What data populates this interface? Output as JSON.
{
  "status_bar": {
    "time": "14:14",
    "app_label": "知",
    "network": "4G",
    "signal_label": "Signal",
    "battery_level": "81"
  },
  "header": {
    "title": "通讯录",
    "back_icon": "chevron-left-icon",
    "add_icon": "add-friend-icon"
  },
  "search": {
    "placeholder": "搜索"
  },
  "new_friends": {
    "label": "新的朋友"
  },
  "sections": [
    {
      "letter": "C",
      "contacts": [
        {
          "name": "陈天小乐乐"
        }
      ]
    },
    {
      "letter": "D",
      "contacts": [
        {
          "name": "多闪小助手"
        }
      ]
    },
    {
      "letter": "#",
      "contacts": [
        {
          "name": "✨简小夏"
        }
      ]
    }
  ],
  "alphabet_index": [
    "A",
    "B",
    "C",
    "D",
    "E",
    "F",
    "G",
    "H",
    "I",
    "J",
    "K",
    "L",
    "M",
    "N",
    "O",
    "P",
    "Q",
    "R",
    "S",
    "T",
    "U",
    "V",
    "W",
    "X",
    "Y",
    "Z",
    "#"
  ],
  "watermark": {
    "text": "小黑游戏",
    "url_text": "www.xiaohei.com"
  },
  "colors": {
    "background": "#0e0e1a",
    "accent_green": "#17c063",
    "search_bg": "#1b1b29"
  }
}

——————————

Each entry above is to be set down again in exactly the same words.

What data populates this interface? Output as JSON.
{
  "status_bar": {
    "time": "14:14",
    "app_label": "知",
    "network": "4G",
    "signal_label": "Signal",
    "battery_level": "81"
  },
  "header": {
    "title": "通讯录",
    "back_icon": "chevron-left-icon",
    "add_icon": "add-friend-icon"
  },
  "search": {
    "placeholder": "搜索"
  },
  "new_friends": {
    "label": "新的朋友"
  },
  "sections": [
    {
      "letter": "C",
      "contacts": [
        {
          "name": "陈天小乐乐"
        }
      ]
    },
    {
      "letter": "D",
      "contacts": [
        {
          "name": "多闪小助手"
        }
      ]
    },
    {
      "letter": "#",
      "contacts": [
        {
          "name": "✨简小夏"
        }
      ]
    }
  ],
  "alphabet_index": [
    "A",
    "B",
    "C",
    "D",
    "E",
    "F",
    "G",
    "H",
    "I",
    "J",
    "K",
    "L",
    "M",
    "N",
    "O",
    "P",
    "Q",
    "R",
    "S",
    "T",
    "U",
    "V",
    "W",
    "X",
    "Y",
    "Z",
    "#"
  ],
  "watermark": {
    "text": "小黑游戏",
    "url_text": "www.xiaohei.com"
  },
  "colors": {
    "background": "#0e0e1a",
    "accent_green": "#17c063",
    "search_bg": "#1b1b29"
  }
}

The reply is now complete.